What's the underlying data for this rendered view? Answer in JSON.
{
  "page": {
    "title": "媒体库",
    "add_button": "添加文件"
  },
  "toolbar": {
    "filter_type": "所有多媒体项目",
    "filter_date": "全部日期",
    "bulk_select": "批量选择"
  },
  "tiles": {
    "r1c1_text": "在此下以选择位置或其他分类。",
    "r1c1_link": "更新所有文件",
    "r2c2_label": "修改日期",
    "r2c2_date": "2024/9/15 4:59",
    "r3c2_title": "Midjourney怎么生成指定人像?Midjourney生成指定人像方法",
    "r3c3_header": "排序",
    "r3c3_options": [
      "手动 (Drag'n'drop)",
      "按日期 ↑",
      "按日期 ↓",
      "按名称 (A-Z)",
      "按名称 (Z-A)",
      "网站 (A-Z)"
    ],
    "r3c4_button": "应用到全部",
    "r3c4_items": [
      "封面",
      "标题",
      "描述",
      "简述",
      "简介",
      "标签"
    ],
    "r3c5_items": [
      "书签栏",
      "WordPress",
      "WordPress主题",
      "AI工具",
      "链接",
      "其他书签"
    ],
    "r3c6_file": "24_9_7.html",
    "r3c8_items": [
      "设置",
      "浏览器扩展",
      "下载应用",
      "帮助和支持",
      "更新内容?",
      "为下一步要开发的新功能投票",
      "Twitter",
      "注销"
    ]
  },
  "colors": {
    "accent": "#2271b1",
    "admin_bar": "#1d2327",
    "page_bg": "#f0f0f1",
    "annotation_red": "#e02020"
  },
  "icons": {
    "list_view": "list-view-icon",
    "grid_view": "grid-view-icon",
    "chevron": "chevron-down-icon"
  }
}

> _Your instructions_
Go through the records above and set each one down exactly, please.

> _Result of the task_
What's the underlying data for this rendered view? Answer in JSON.
{
  "page": {
    "title": "媒体库",
    "add_button": "添加文件"
  },
  "toolbar": {
    "filter_type": "所有多媒体项目",
    "filter_date": "全部日期",
    "bulk_select": "批量选择"
  },
  "tiles": {
    "r1c1_text": "在此下以选择位置或其他分类。",
    "r1c1_link": "更新所有文件",
    "r2c2_label": "修改日期",
    "r2c2_date": "2024/9/15 4:59",
    "r3c2_title": "Midjourney怎么生成指定人像?Midjourney生成指定人像方法",
    "r3c3_header": "排序",
    "r3c3_options": [
      "手动 (Drag'n'drop)",
      "按日期 ↑",
      "按日期 ↓",
      "按名称 (A-Z)",
      "按名称 (Z-A)",
      "网站 (A-Z)"
    ],
    "r3c4_button": "应用到全部",
    "r3c4_items": [
      "封面",
      "标题",
      "描述",
      "简述",
      "简介",
      "标签"
    ],
    "r3c5_items": [
      "书签栏",
      "WordPress",
      "WordPress主题",
      "AI工具",
      "链接",
      "其他书签"
    ],
    "r3c6_file": "24_9_7.html",
    "r3c8_items": [
      "设置",
      "浏览器扩展",
      "下载应用",
      "帮助和支持",
      "更新内容?",
      "为下一步要开发的新功能投票",
      "Twitter",
      "注销"
    ]
  },
  "colors": {
    "accent": "#2271b1",
    "admin_bar": "#1d2327",
    "page_bg": "#f0f0f1",
    "annotation_red": "#e02020"
  },
  "icons": {
    "list_view": "list-view-icon",
    "grid_view": "grid-view-icon",
    "chevron": "chevron-down-icon"
  }
}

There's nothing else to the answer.